___ The records

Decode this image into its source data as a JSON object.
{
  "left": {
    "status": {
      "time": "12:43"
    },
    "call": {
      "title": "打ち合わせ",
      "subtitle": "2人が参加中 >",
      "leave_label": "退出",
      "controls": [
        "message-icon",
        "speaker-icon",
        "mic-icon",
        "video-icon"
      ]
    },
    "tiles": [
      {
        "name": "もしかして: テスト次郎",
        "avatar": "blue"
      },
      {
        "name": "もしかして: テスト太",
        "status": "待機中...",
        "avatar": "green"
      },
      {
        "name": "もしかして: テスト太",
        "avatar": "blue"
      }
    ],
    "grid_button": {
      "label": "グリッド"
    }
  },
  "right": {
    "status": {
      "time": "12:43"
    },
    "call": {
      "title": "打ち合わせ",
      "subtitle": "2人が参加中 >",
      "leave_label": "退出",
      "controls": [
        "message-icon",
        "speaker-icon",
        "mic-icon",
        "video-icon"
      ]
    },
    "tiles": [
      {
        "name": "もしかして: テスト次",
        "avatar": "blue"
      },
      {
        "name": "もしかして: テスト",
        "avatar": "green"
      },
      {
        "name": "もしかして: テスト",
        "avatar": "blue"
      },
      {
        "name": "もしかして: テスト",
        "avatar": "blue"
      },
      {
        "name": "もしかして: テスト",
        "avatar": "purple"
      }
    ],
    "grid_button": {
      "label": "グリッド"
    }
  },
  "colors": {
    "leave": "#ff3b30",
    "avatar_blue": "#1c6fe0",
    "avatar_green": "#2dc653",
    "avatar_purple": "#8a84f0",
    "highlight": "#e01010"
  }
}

______

Directive
Emit the records above again, exactly, with no line skipped.

Answer below
Decode this image into its source data as a JSON object.
{
  "left": {
    "status": {
      "time": "12:43"
    },
    "call": {
      "title": "打ち合わせ",
      "subtitle": "2人が参加中 >",
      "leave_label": "退出",
      "controls": [
        "message-icon",
        "speaker-icon",
        "mic-icon",
        "video-icon"
      ]
    },
    "tiles": [
      {
        "name": "もしかして: テスト次郎",
        "avatar": "blue"
      },
      {
        "name": "もしかして: テスト太",
        "status": "待機中...",
        "avatar": "green"
      },
      {
        "name": "もしかして: テスト太",
        "avatar": "blue"
      }
    ],
    "grid_button": {
      "label": "グリッド"
    }
  },
  "right": {
    "status": {
      "time": "12:43"
    },
    "call": {
      "title": "打ち合わせ",
      "subtitle": "2人が参加中 >",
      "leave_label": "退出",
      "controls": [
        "message-icon",
        "speaker-icon",
        "mic-icon",
        "video-icon"
      ]
    },
    "tiles": [
      {
        "name": "もしかして: テスト次",
        "avatar": "blue"
      },
      {
        "name": "もしかして: テスト",
        "avatar": "green"
      },
      {
        "name": "もしかして: テスト",
        "avatar": "blue"
      },
      {
        "name": "もしかして: テスト",
        "avatar": "blue"
      },
      {
        "name": "もしかして: テスト",
        "avatar": "purple"
      }
    ],
    "grid_button": {
      "label": "グリッド"
    }
  },
  "colors": {
    "leave": "#ff3b30",
    "avatar_blue": "#1c6fe0",
    "avatar_green": "#2dc653",
    "avatar_purple": "#8a84f0",
    "highlight": "#e01010"
  }
}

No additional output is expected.